> [WORK TO BE COMPLETED] Would you write out the listing verbatim and skip every picture in it?

Start DATASET RECORDS

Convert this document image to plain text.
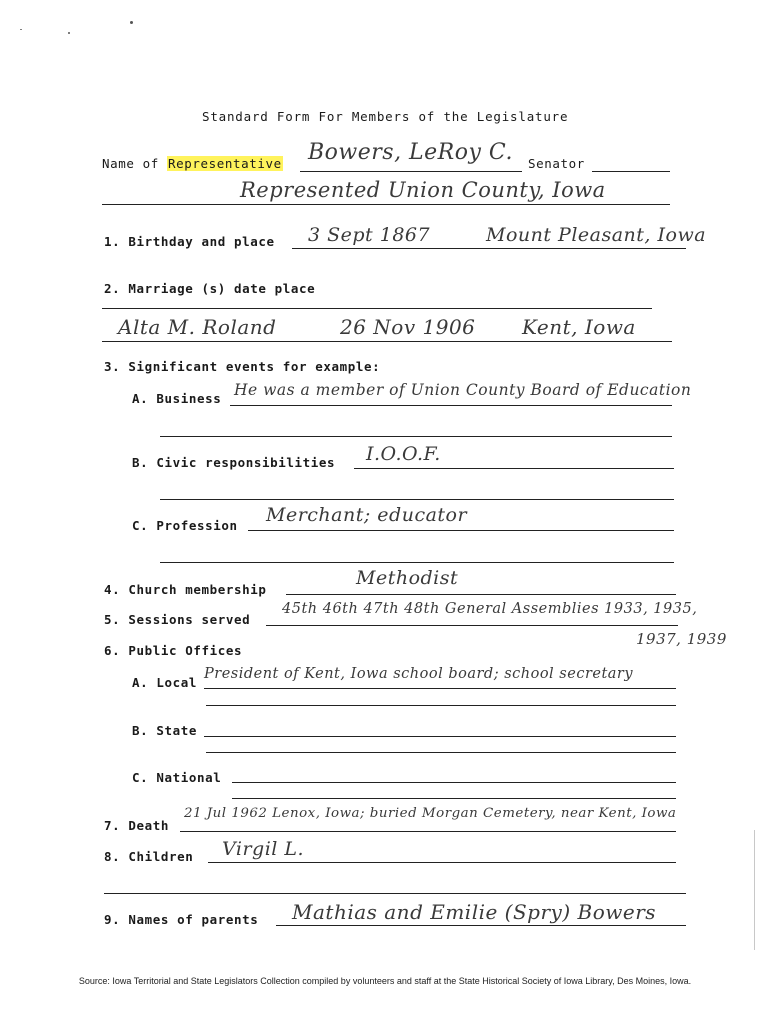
Standard Form For Members of the Legislature
Name of Representative Bowers, LeRoy C. Senator
Represented Union County, Iowa
1. Birthday and place 3 Sept 1867	Mount Pleasant, Iowa
2. Marriage (s) date place
Alta M. Roland	26 Nov 1906 Kent, Iowa
3. Significant events for example:
A. Business He was a member of Union County Board of Education
B. Civic responsibilities I.O.O.F.
C. Profession Merchant; educator
4. Church membership
Methodist
5. Sessions served
45th 46th 47th 48th General Assemblies 1933, 1935,
1937, 1939
6. Public Offices
A. Local
President of Kent, Iowa school board; school secretary
B. State
C. National
7. Death
21 Jul 1962 Lenox, Iowa; buried Morgan Cemetery, near Kent, Iowa
8. Children Virgil L.
9. Names of parents Mathias and Emilie (Spry) Bowers
Source: Iowa Territorial and State Legislators Collection compiled by volunteers and staff at the State Historical Society of Iowa Library, Des Moines, Iowa.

End DATASET RECORDS

> [RESULT FOR THIS TASK]
Convert this document image to plain text.
Standard Form For Members of the Legislature
Name of Representative Bowers, LeRoy C. Senator
Represented Union County, Iowa
1. Birthday and place 3 Sept 1867	Mount Pleasant, Iowa
2. Marriage (s) date place
Alta M. Roland	26 Nov 1906 Kent, Iowa
3. Significant events for example:
A. Business He was a member of Union County Board of Education
B. Civic responsibilities I.O.O.F.
C. Profession Merchant; educator
4. Church membership
Methodist
5. Sessions served
45th 46th 47th 48th General Assemblies 1933, 1935,
1937, 1939
6. Public Offices
A. Local
President of Kent, Iowa school board; school secretary
B. State
C. National
7. Death
21 Jul 1962 Lenox, Iowa; buried Morgan Cemetery, near Kent, Iowa
8. Children Virgil L.
9. Names of parents Mathias and Emilie (Spry) Bowers
Source: Iowa Territorial and State Legislators Collection compiled by volunteers and staff at the State Historical Society of Iowa Library, Des Moines, Iowa.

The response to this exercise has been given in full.